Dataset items
□ □ □ □

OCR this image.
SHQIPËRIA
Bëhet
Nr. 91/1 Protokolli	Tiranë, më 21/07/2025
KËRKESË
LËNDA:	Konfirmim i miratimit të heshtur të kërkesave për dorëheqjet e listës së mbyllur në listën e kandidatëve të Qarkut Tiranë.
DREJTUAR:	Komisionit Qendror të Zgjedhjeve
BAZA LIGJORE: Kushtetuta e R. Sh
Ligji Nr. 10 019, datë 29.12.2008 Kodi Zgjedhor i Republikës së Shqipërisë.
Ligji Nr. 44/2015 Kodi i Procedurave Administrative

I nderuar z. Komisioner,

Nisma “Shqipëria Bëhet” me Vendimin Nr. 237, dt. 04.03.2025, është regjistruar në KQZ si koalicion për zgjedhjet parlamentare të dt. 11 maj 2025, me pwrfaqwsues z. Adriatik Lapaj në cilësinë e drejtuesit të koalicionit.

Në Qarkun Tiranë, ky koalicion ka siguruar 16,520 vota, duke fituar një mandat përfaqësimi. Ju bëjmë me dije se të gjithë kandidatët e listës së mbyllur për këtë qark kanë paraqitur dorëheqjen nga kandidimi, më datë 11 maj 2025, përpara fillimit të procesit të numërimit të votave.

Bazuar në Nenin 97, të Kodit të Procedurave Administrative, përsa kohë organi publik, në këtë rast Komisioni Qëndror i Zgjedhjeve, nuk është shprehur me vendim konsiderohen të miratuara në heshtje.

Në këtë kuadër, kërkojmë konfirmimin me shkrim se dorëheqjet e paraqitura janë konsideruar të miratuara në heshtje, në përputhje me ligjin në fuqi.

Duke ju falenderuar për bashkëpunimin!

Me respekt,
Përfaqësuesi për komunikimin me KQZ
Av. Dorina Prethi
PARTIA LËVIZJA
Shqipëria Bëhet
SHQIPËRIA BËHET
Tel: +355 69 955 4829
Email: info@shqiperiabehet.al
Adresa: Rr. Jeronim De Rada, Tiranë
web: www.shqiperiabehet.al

□ □ □ □

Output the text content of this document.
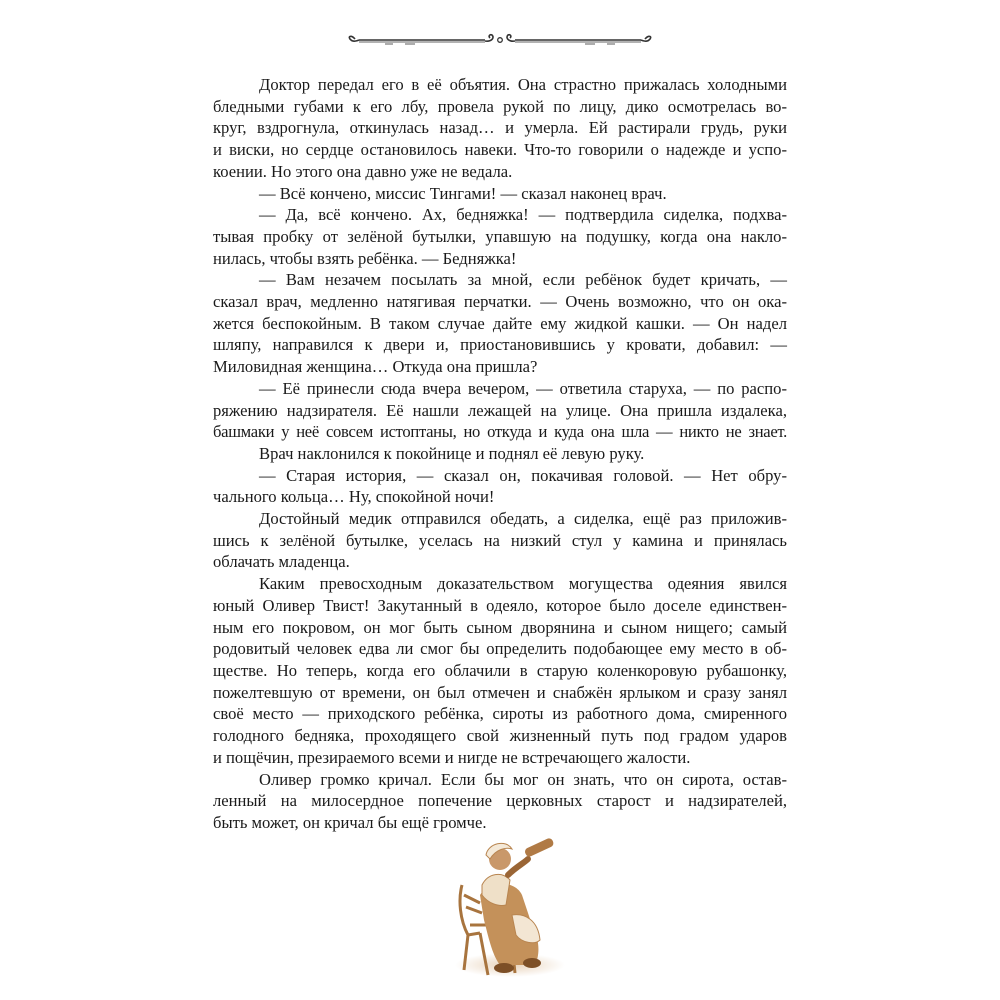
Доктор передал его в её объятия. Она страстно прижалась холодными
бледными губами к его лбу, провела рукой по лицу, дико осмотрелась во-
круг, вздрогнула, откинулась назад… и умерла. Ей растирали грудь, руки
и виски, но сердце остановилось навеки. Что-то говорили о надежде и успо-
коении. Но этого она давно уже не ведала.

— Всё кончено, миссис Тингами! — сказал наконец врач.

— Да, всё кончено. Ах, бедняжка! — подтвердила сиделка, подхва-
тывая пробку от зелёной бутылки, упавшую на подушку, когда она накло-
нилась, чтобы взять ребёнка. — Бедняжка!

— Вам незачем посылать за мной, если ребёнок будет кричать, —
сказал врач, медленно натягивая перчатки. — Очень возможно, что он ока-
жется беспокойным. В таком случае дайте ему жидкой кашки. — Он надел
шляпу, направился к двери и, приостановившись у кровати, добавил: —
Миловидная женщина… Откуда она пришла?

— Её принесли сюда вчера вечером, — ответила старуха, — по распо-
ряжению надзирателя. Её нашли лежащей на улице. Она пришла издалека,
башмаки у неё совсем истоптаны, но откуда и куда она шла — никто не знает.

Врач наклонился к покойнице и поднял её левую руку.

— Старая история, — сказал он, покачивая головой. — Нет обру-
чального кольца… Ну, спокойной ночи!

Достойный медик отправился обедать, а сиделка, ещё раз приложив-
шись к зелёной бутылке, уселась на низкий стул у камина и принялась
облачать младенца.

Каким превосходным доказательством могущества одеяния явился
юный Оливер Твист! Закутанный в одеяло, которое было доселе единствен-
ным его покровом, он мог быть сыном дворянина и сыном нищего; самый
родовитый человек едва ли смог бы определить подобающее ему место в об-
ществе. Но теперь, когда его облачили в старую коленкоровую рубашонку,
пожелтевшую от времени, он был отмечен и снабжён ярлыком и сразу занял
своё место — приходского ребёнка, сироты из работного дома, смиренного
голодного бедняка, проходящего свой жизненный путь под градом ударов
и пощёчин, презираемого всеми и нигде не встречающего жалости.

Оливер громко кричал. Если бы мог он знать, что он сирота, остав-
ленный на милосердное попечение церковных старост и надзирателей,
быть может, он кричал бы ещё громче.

□ □ □ □

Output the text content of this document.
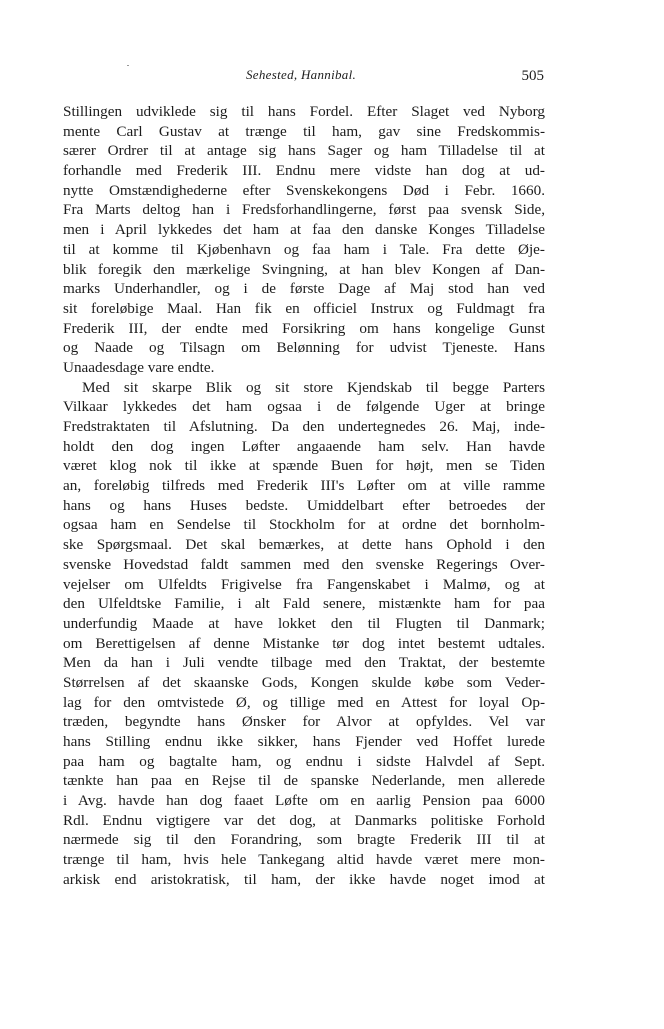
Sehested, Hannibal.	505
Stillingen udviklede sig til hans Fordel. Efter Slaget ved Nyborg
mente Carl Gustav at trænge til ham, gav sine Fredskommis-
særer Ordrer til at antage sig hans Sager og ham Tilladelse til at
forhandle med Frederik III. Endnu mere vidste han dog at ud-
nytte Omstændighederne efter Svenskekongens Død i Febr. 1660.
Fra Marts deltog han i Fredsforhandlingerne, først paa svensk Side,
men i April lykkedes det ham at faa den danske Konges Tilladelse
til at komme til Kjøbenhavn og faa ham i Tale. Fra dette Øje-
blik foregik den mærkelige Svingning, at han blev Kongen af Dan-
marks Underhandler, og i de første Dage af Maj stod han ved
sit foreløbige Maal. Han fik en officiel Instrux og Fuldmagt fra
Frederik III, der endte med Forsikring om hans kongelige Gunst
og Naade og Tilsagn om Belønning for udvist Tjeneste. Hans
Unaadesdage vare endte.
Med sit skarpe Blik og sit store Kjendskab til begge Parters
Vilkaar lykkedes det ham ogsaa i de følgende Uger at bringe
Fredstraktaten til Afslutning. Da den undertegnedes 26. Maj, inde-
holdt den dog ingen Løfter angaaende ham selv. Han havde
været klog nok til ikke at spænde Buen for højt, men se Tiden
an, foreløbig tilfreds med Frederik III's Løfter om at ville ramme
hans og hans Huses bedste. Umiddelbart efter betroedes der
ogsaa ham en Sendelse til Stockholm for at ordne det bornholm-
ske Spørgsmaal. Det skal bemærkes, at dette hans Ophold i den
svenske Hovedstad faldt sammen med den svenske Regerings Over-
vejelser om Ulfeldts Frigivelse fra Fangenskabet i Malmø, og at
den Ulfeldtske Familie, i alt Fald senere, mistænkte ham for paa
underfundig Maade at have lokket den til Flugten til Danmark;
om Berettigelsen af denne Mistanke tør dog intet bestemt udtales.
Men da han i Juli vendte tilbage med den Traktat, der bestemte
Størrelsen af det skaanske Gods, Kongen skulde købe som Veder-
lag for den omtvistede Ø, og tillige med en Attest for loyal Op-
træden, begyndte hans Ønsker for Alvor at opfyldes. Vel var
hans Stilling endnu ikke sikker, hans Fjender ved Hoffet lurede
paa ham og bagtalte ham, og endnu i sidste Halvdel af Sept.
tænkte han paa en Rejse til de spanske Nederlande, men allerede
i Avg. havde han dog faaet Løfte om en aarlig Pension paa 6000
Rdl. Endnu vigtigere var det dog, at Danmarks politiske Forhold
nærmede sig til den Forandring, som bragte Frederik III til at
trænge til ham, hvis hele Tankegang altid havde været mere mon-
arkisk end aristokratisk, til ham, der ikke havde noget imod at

□ □ □ □

■ **WHAT YOU HAVE TO DO**
In the records above, locate the lines holding the word "Løfter". Copy each of them.

■ **WRITTEN RESPONSE**
holdt den dog ingen Løfter angaaende ham selv. Han havde
an, foreløbig tilfreds med Frederik III's Løfter om at ville ramme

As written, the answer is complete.